Reproduce each line bearing the word "this".

— Begin —

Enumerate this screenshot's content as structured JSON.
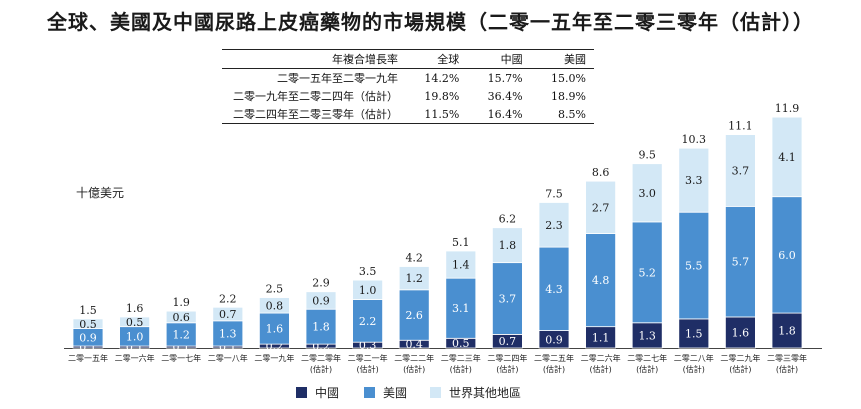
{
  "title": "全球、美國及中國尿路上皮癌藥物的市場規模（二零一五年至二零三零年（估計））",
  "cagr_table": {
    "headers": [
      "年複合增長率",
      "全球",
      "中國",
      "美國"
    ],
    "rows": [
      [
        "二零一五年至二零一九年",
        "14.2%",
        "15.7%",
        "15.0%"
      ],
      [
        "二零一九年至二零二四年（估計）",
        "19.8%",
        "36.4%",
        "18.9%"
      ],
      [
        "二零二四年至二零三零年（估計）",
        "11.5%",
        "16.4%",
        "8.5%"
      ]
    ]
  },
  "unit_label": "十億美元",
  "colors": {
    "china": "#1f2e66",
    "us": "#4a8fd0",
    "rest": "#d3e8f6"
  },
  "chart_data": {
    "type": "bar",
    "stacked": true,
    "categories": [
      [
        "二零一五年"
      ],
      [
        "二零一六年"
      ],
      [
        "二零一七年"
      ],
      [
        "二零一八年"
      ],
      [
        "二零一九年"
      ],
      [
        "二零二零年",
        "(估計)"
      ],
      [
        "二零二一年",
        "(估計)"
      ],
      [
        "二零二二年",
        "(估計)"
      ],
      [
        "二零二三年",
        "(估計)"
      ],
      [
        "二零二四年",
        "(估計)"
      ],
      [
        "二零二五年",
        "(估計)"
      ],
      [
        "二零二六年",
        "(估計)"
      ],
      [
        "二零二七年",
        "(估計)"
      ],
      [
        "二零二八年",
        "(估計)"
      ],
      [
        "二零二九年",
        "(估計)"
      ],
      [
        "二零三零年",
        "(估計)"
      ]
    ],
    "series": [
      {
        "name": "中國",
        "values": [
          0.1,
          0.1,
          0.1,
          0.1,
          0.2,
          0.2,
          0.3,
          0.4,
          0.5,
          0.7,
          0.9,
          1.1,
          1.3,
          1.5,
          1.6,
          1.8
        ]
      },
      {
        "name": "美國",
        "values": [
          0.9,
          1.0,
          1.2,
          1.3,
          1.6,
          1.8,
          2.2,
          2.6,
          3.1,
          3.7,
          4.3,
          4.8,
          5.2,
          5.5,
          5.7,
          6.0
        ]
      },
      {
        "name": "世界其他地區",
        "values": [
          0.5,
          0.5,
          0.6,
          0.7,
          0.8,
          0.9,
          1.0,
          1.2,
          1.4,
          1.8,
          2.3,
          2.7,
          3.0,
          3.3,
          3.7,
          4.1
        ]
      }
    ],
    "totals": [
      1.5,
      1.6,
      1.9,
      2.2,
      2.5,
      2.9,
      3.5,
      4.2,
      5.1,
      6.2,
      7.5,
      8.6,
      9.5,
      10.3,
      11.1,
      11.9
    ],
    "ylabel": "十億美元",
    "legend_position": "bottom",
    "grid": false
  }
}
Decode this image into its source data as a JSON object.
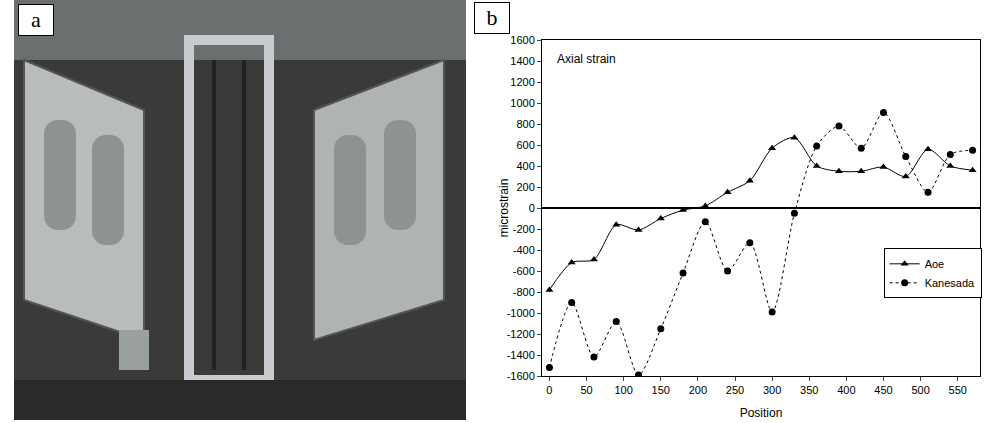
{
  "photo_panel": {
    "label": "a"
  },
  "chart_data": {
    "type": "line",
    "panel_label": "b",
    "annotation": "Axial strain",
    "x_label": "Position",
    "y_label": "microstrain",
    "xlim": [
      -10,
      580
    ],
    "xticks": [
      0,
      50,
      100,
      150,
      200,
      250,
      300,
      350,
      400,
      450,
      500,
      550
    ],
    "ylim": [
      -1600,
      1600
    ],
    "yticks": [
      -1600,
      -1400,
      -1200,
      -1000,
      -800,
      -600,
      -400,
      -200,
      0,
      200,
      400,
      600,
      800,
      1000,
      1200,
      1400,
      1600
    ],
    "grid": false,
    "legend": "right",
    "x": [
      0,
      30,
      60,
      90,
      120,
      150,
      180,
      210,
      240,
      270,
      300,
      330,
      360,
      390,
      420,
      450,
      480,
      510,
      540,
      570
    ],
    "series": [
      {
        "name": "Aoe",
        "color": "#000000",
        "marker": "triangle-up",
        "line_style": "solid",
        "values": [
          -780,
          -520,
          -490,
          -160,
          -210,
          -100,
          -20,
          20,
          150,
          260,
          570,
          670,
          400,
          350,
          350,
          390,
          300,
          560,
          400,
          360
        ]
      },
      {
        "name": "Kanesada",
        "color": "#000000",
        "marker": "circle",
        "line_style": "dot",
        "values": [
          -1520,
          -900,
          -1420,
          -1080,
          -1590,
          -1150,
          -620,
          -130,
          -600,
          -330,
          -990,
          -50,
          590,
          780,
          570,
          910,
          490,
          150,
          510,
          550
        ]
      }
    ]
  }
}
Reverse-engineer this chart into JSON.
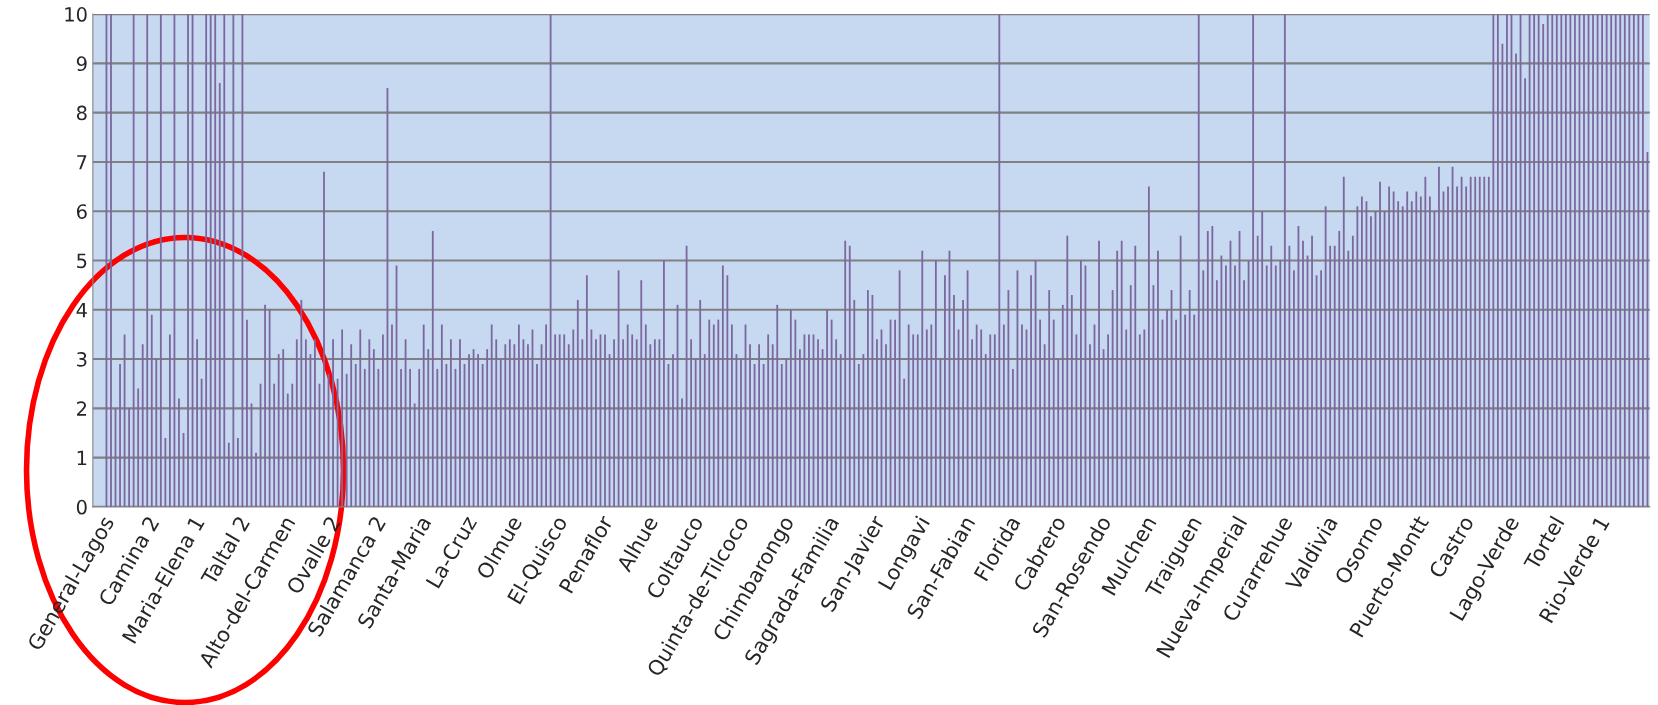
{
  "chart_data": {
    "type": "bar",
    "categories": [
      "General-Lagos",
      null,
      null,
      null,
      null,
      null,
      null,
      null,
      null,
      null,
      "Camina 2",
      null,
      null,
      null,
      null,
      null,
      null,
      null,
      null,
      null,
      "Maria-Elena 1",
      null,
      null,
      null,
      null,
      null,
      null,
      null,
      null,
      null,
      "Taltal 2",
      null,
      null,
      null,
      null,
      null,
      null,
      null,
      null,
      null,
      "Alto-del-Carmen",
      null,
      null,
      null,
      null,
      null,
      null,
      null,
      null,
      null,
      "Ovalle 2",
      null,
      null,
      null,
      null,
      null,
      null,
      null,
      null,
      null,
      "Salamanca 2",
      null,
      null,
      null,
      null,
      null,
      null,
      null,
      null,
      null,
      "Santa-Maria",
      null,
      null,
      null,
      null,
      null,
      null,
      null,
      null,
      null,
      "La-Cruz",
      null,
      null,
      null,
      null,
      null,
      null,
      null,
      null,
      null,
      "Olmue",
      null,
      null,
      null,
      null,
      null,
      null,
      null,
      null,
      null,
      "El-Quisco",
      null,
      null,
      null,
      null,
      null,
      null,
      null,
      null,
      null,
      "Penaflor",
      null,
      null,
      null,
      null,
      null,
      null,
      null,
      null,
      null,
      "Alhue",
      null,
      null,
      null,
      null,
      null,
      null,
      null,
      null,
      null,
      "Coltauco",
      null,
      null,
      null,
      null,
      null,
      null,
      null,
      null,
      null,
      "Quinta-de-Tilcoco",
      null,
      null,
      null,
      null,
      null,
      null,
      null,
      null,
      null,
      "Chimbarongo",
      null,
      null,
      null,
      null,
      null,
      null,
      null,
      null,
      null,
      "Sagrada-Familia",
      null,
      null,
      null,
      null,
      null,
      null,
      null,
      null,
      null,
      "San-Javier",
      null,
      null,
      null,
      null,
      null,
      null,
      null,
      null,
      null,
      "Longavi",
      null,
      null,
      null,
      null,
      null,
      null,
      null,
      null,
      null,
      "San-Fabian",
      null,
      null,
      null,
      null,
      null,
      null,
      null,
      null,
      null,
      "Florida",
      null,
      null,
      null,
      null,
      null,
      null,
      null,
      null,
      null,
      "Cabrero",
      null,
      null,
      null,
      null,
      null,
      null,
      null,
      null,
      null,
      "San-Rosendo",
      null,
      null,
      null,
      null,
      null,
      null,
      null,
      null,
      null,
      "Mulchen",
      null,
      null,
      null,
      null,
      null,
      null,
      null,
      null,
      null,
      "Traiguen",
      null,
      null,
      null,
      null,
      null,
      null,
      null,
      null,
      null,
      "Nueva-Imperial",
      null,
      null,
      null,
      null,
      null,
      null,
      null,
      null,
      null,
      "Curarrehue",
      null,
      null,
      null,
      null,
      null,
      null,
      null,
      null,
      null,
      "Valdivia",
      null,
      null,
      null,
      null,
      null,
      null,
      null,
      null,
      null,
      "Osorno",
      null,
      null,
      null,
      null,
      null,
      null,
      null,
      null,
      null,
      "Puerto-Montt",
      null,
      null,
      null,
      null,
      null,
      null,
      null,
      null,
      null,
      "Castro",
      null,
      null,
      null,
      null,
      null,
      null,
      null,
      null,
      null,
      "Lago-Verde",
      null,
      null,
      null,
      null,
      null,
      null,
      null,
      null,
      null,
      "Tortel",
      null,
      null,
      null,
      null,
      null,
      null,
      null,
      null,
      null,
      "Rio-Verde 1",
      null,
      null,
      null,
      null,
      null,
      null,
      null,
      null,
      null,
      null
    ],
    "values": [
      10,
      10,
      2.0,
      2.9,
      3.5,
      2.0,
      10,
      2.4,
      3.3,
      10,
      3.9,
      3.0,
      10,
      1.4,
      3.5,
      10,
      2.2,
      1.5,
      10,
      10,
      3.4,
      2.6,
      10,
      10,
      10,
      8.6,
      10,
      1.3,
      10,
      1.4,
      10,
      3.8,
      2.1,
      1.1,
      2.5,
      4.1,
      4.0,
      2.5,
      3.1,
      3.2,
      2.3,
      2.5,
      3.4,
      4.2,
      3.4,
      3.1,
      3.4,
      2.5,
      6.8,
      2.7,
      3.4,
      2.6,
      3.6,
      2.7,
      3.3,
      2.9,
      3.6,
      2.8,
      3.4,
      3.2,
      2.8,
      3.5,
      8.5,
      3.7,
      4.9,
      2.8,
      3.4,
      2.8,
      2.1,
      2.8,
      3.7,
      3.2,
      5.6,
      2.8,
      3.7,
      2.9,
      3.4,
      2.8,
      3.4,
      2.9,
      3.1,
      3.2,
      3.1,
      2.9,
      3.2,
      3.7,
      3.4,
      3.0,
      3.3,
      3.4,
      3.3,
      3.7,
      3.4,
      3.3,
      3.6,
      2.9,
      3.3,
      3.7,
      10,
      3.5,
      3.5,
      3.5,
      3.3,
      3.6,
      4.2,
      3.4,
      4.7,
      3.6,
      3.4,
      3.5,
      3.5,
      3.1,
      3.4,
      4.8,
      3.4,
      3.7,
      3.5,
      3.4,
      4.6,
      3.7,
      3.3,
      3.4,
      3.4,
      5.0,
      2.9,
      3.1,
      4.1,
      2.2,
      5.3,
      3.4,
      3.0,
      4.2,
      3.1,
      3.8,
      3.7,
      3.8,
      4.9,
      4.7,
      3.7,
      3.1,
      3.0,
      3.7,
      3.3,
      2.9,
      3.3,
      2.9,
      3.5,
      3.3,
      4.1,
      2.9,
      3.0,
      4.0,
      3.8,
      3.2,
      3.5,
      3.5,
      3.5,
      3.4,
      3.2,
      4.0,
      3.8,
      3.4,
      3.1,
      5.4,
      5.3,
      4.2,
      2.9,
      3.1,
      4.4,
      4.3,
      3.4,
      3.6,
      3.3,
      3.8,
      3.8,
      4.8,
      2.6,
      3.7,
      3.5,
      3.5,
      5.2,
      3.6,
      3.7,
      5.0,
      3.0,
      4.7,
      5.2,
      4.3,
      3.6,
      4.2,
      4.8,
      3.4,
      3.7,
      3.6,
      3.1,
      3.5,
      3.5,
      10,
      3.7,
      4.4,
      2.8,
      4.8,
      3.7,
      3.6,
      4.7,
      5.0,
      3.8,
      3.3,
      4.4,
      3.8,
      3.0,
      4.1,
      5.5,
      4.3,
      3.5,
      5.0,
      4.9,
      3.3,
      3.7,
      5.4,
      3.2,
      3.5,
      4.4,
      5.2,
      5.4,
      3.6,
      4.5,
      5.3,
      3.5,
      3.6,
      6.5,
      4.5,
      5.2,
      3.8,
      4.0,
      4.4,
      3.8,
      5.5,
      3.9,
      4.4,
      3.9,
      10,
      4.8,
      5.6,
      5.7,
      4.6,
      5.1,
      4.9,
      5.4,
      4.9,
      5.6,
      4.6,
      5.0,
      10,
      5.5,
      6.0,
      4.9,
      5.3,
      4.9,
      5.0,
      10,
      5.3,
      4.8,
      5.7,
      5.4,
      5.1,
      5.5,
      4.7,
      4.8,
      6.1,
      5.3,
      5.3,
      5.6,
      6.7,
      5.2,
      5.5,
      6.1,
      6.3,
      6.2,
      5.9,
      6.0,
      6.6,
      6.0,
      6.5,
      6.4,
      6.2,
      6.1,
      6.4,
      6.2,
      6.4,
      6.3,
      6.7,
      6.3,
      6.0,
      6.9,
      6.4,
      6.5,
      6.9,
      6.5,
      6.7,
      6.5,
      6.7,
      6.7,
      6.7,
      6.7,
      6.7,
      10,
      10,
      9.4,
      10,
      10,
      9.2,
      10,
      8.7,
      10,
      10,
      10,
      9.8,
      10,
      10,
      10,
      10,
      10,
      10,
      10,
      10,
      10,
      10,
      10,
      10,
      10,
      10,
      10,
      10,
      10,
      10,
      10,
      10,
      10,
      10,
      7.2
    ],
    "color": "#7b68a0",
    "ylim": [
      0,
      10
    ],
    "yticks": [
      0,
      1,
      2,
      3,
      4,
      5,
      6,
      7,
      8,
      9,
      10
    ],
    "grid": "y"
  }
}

— End —

EXERCISE ANSWER =>
Enumerate this screenshot's content as structured JSON.
Decode this image into its source data as a JSON object.
Reverse-engineer this chart into JSON.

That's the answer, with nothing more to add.